Repeat all entries exactly.

-- Start PROVIDED INFORMATION --

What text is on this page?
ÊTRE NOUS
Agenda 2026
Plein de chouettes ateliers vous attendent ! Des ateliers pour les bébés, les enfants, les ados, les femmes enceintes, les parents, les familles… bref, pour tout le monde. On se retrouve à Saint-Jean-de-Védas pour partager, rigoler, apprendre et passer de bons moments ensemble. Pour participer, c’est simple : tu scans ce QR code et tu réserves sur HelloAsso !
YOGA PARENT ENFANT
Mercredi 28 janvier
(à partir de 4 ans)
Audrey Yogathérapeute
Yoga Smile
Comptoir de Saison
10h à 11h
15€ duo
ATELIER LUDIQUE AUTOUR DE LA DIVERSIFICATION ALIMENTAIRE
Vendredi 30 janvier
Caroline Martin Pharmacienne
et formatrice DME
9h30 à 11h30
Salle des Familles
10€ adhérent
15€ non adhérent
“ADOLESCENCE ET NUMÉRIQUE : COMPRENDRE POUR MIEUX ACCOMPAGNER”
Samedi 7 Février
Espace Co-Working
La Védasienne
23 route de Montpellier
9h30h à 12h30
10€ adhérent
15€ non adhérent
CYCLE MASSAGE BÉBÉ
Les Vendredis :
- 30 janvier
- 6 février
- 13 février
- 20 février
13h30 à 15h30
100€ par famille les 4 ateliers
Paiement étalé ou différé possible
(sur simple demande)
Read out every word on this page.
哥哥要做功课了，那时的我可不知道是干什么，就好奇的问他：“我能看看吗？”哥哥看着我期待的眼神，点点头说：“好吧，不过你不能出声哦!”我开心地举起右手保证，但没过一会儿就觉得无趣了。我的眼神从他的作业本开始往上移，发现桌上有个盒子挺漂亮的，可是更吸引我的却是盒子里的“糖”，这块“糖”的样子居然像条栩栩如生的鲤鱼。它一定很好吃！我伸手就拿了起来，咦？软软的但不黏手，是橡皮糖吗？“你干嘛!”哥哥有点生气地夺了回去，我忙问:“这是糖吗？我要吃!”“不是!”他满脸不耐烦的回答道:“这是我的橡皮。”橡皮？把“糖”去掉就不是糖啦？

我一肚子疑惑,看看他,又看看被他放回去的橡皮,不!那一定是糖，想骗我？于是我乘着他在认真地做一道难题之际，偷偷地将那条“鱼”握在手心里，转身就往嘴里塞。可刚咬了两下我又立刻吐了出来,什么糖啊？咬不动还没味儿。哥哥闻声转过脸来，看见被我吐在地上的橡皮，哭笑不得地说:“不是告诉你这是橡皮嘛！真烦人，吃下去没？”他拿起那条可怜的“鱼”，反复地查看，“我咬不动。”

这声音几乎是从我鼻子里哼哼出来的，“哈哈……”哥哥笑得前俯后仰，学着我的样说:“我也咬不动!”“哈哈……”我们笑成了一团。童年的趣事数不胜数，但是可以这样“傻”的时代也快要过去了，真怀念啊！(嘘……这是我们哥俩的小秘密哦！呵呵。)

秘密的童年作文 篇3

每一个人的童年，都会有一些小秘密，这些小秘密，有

-- End PROVIDED INFORMATION --

◆ **FINAL ANSWER**
What text is on this page?
ÊTRE NOUS
Agenda 2026
Plein de chouettes ateliers vous attendent ! Des ateliers pour les bébés, les enfants, les ados, les femmes enceintes, les parents, les familles… bref, pour tout le monde. On se retrouve à Saint-Jean-de-Védas pour partager, rigoler, apprendre et passer de bons moments ensemble. Pour participer, c’est simple : tu scans ce QR code et tu réserves sur HelloAsso !
YOGA PARENT ENFANT
Mercredi 28 janvier
(à partir de 4 ans)
Audrey Yogathérapeute
Yoga Smile
Comptoir de Saison
10h à 11h
15€ duo
ATELIER LUDIQUE AUTOUR DE LA DIVERSIFICATION ALIMENTAIRE
Vendredi 30 janvier
Caroline Martin Pharmacienne
et formatrice DME
9h30 à 11h30
Salle des Familles
10€ adhérent
15€ non adhérent
“ADOLESCENCE ET NUMÉRIQUE : COMPRENDRE POUR MIEUX ACCOMPAGNER”
Samedi 7 Février
Espace Co-Working
La Védasienne
23 route de Montpellier
9h30h à 12h30
10€ adhérent
15€ non adhérent
CYCLE MASSAGE BÉBÉ
Les Vendredis :
- 30 janvier
- 6 février
- 13 février
- 20 février
13h30 à 15h30
100€ par famille les 4 ateliers
Paiement étalé ou différé possible
(sur simple demande)
Read out every word on this page.
哥哥要做功课了，那时的我可不知道是干什么，就好奇的问他：“我能看看吗？”哥哥看着我期待的眼神，点点头说：“好吧，不过你不能出声哦!”我开心地举起右手保证，但没过一会儿就觉得无趣了。我的眼神从他的作业本开始往上移，发现桌上有个盒子挺漂亮的，可是更吸引我的却是盒子里的“糖”，这块“糖”的样子居然像条栩栩如生的鲤鱼。它一定很好吃！我伸手就拿了起来，咦？软软的但不黏手，是橡皮糖吗？“你干嘛!”哥哥有点生气地夺了回去，我忙问:“这是糖吗？我要吃!”“不是!”他满脸不耐烦的回答道:“这是我的橡皮。”橡皮？把“糖”去掉就不是糖啦？

我一肚子疑惑,看看他,又看看被他放回去的橡皮,不!那一定是糖，想骗我？于是我乘着他在认真地做一道难题之际，偷偷地将那条“鱼”握在手心里，转身就往嘴里塞。可刚咬了两下我又立刻吐了出来,什么糖啊？咬不动还没味儿。哥哥闻声转过脸来，看见被我吐在地上的橡皮，哭笑不得地说:“不是告诉你这是橡皮嘛！真烦人，吃下去没？”他拿起那条可怜的“鱼”，反复地查看，“我咬不动。”

这声音几乎是从我鼻子里哼哼出来的，“哈哈……”哥哥笑得前俯后仰，学着我的样说:“我也咬不动!”“哈哈……”我们笑成了一团。童年的趣事数不胜数，但是可以这样“傻”的时代也快要过去了，真怀念啊！(嘘……这是我们哥俩的小秘密哦！呵呵。)

秘密的童年作文 篇3

每一个人的童年，都会有一些小秘密，这些小秘密，有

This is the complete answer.